* [EXERCISE BRIEF]
Repeat the material verbatim. Images are excluded from the copy.

Records from a data source
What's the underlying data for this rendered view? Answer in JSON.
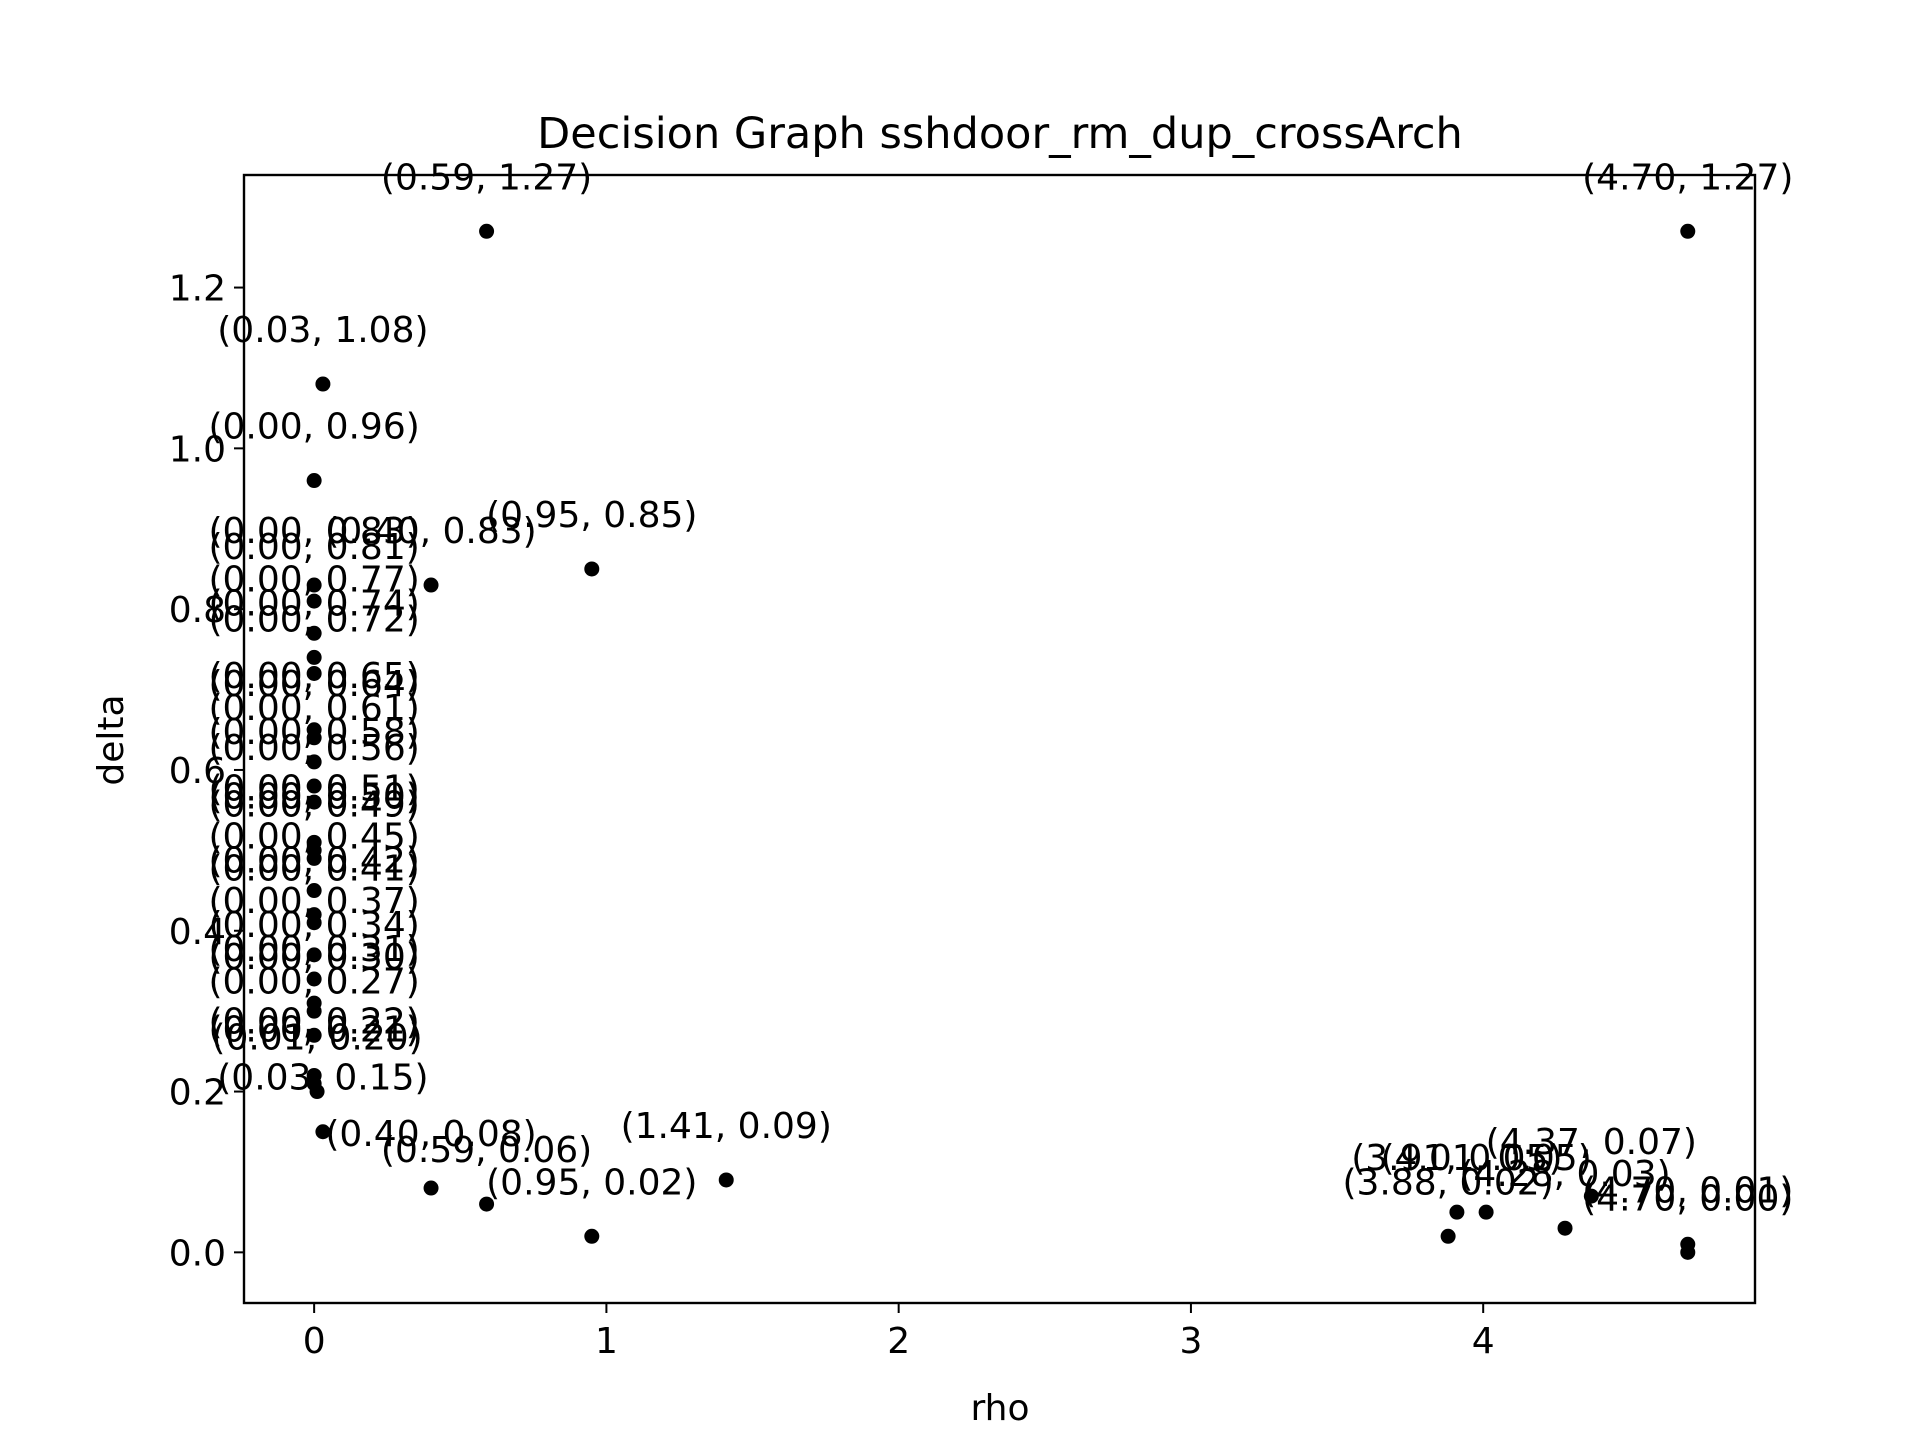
{
  "chart_data": {
    "type": "scatter",
    "title": "Decision Graph sshdoor_rm_dup_crossArch",
    "xlabel": "rho",
    "ylabel": "delta",
    "xlim": [
      -0.24,
      4.93
    ],
    "ylim": [
      -0.063,
      1.34
    ],
    "xticks": [
      0,
      1,
      2,
      3,
      4
    ],
    "yticks": [
      0.0,
      0.2,
      0.4,
      0.6,
      0.8,
      1.0,
      1.2
    ],
    "xtick_labels": [
      "0",
      "1",
      "2",
      "3",
      "4"
    ],
    "ytick_labels": [
      "0.0",
      "0.2",
      "0.4",
      "0.6",
      "0.8",
      "1.0",
      "1.2"
    ],
    "grid": false,
    "marker_color": "#000000",
    "points": [
      {
        "x": 0.59,
        "y": 1.27,
        "label": "(0.59, 1.27)"
      },
      {
        "x": 4.7,
        "y": 1.27,
        "label": "(4.70, 1.27)"
      },
      {
        "x": 0.03,
        "y": 1.08,
        "label": "(0.03, 1.08)"
      },
      {
        "x": 0.0,
        "y": 0.96,
        "label": "(0.00, 0.96)"
      },
      {
        "x": 0.95,
        "y": 0.85,
        "label": "(0.95, 0.85)"
      },
      {
        "x": 0.4,
        "y": 0.83,
        "label": "(0.40, 0.83)"
      },
      {
        "x": 0.0,
        "y": 0.83,
        "label": "(0.00, 0.83)"
      },
      {
        "x": 0.0,
        "y": 0.81,
        "label": "(0.00, 0.81)"
      },
      {
        "x": 0.0,
        "y": 0.77,
        "label": "(0.00, 0.77)"
      },
      {
        "x": 0.0,
        "y": 0.74,
        "label": "(0.00, 0.74)"
      },
      {
        "x": 0.0,
        "y": 0.72,
        "label": "(0.00, 0.72)"
      },
      {
        "x": 0.0,
        "y": 0.65,
        "label": "(0.00, 0.65)"
      },
      {
        "x": 0.0,
        "y": 0.64,
        "label": "(0.00, 0.64)"
      },
      {
        "x": 0.0,
        "y": 0.61,
        "label": "(0.00, 0.61)"
      },
      {
        "x": 0.0,
        "y": 0.58,
        "label": "(0.00, 0.58)"
      },
      {
        "x": 0.0,
        "y": 0.56,
        "label": "(0.00, 0.56)"
      },
      {
        "x": 0.0,
        "y": 0.51,
        "label": "(0.00, 0.51)"
      },
      {
        "x": 0.0,
        "y": 0.5,
        "label": "(0.00, 0.50)"
      },
      {
        "x": 0.0,
        "y": 0.49,
        "label": "(0.00, 0.49)"
      },
      {
        "x": 0.0,
        "y": 0.45,
        "label": "(0.00, 0.45)"
      },
      {
        "x": 0.0,
        "y": 0.42,
        "label": "(0.00, 0.42)"
      },
      {
        "x": 0.0,
        "y": 0.41,
        "label": "(0.00, 0.41)"
      },
      {
        "x": 0.0,
        "y": 0.37,
        "label": "(0.00, 0.37)"
      },
      {
        "x": 0.0,
        "y": 0.34,
        "label": "(0.00, 0.34)"
      },
      {
        "x": 0.0,
        "y": 0.31,
        "label": "(0.00, 0.31)"
      },
      {
        "x": 0.0,
        "y": 0.3,
        "label": "(0.00, 0.30)"
      },
      {
        "x": 0.0,
        "y": 0.27,
        "label": "(0.00, 0.27)"
      },
      {
        "x": 0.0,
        "y": 0.22,
        "label": "(0.00, 0.22)"
      },
      {
        "x": 0.0,
        "y": 0.21,
        "label": "(0.00, 0.21)"
      },
      {
        "x": 0.01,
        "y": 0.2,
        "label": "(0.01, 0.20)"
      },
      {
        "x": 0.03,
        "y": 0.15,
        "label": "(0.03, 0.15)"
      },
      {
        "x": 0.4,
        "y": 0.08,
        "label": "(0.40, 0.08)"
      },
      {
        "x": 0.59,
        "y": 0.06,
        "label": "(0.59, 0.06)"
      },
      {
        "x": 1.41,
        "y": 0.09,
        "label": "(1.41, 0.09)"
      },
      {
        "x": 0.95,
        "y": 0.02,
        "label": "(0.95, 0.02)"
      },
      {
        "x": 3.91,
        "y": 0.05,
        "label": "(3.91, 0.05)"
      },
      {
        "x": 4.01,
        "y": 0.05,
        "label": "(4.01, 0.05)"
      },
      {
        "x": 3.88,
        "y": 0.02,
        "label": "(3.88, 0.02)"
      },
      {
        "x": 4.28,
        "y": 0.03,
        "label": "(4.28, 0.03)"
      },
      {
        "x": 4.37,
        "y": 0.07,
        "label": "(4.37, 0.07)"
      },
      {
        "x": 4.7,
        "y": 0.01,
        "label": "(4.70, 0.01)"
      },
      {
        "x": 4.7,
        "y": 0.0,
        "label": "(4.70, 0.00)"
      }
    ]
  }
}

* [SOLUTION FOR THIS TASK]
What's the underlying data for this rendered view? Answer in JSON.
{
  "chart_data": {
    "type": "scatter",
    "title": "Decision Graph sshdoor_rm_dup_crossArch",
    "xlabel": "rho",
    "ylabel": "delta",
    "xlim": [
      -0.24,
      4.93
    ],
    "ylim": [
      -0.063,
      1.34
    ],
    "xticks": [
      0,
      1,
      2,
      3,
      4
    ],
    "yticks": [
      0.0,
      0.2,
      0.4,
      0.6,
      0.8,
      1.0,
      1.2
    ],
    "xtick_labels": [
      "0",
      "1",
      "2",
      "3",
      "4"
    ],
    "ytick_labels": [
      "0.0",
      "0.2",
      "0.4",
      "0.6",
      "0.8",
      "1.0",
      "1.2"
    ],
    "grid": false,
    "marker_color": "#000000",
    "points": [
      {
        "x": 0.59,
        "y": 1.27,
        "label": "(0.59, 1.27)"
      },
      {
        "x": 4.7,
        "y": 1.27,
        "label": "(4.70, 1.27)"
      },
      {
        "x": 0.03,
        "y": 1.08,
        "label": "(0.03, 1.08)"
      },
      {
        "x": 0.0,
        "y": 0.96,
        "label": "(0.00, 0.96)"
      },
      {
        "x": 0.95,
        "y": 0.85,
        "label": "(0.95, 0.85)"
      },
      {
        "x": 0.4,
        "y": 0.83,
        "label": "(0.40, 0.83)"
      },
      {
        "x": 0.0,
        "y": 0.83,
        "label": "(0.00, 0.83)"
      },
      {
        "x": 0.0,
        "y": 0.81,
        "label": "(0.00, 0.81)"
      },
      {
        "x": 0.0,
        "y": 0.77,
        "label": "(0.00, 0.77)"
      },
      {
        "x": 0.0,
        "y": 0.74,
        "label": "(0.00, 0.74)"
      },
      {
        "x": 0.0,
        "y": 0.72,
        "label": "(0.00, 0.72)"
      },
      {
        "x": 0.0,
        "y": 0.65,
        "label": "(0.00, 0.65)"
      },
      {
        "x": 0.0,
        "y": 0.64,
        "label": "(0.00, 0.64)"
      },
      {
        "x": 0.0,
        "y": 0.61,
        "label": "(0.00, 0.61)"
      },
      {
        "x": 0.0,
        "y": 0.58,
        "label": "(0.00, 0.58)"
      },
      {
        "x": 0.0,
        "y": 0.56,
        "label": "(0.00, 0.56)"
      },
      {
        "x": 0.0,
        "y": 0.51,
        "label": "(0.00, 0.51)"
      },
      {
        "x": 0.0,
        "y": 0.5,
        "label": "(0.00, 0.50)"
      },
      {
        "x": 0.0,
        "y": 0.49,
        "label": "(0.00, 0.49)"
      },
      {
        "x": 0.0,
        "y": 0.45,
        "label": "(0.00, 0.45)"
      },
      {
        "x": 0.0,
        "y": 0.42,
        "label": "(0.00, 0.42)"
      },
      {
        "x": 0.0,
        "y": 0.41,
        "label": "(0.00, 0.41)"
      },
      {
        "x": 0.0,
        "y": 0.37,
        "label": "(0.00, 0.37)"
      },
      {
        "x": 0.0,
        "y": 0.34,
        "label": "(0.00, 0.34)"
      },
      {
        "x": 0.0,
        "y": 0.31,
        "label": "(0.00, 0.31)"
      },
      {
        "x": 0.0,
        "y": 0.3,
        "label": "(0.00, 0.30)"
      },
      {
        "x": 0.0,
        "y": 0.27,
        "label": "(0.00, 0.27)"
      },
      {
        "x": 0.0,
        "y": 0.22,
        "label": "(0.00, 0.22)"
      },
      {
        "x": 0.0,
        "y": 0.21,
        "label": "(0.00, 0.21)"
      },
      {
        "x": 0.01,
        "y": 0.2,
        "label": "(0.01, 0.20)"
      },
      {
        "x": 0.03,
        "y": 0.15,
        "label": "(0.03, 0.15)"
      },
      {
        "x": 0.4,
        "y": 0.08,
        "label": "(0.40, 0.08)"
      },
      {
        "x": 0.59,
        "y": 0.06,
        "label": "(0.59, 0.06)"
      },
      {
        "x": 1.41,
        "y": 0.09,
        "label": "(1.41, 0.09)"
      },
      {
        "x": 0.95,
        "y": 0.02,
        "label": "(0.95, 0.02)"
      },
      {
        "x": 3.91,
        "y": 0.05,
        "label": "(3.91, 0.05)"
      },
      {
        "x": 4.01,
        "y": 0.05,
        "label": "(4.01, 0.05)"
      },
      {
        "x": 3.88,
        "y": 0.02,
        "label": "(3.88, 0.02)"
      },
      {
        "x": 4.28,
        "y": 0.03,
        "label": "(4.28, 0.03)"
      },
      {
        "x": 4.37,
        "y": 0.07,
        "label": "(4.37, 0.07)"
      },
      {
        "x": 4.7,
        "y": 0.01,
        "label": "(4.70, 0.01)"
      },
      {
        "x": 4.7,
        "y": 0.0,
        "label": "(4.70, 0.00)"
      }
    ]
  }
}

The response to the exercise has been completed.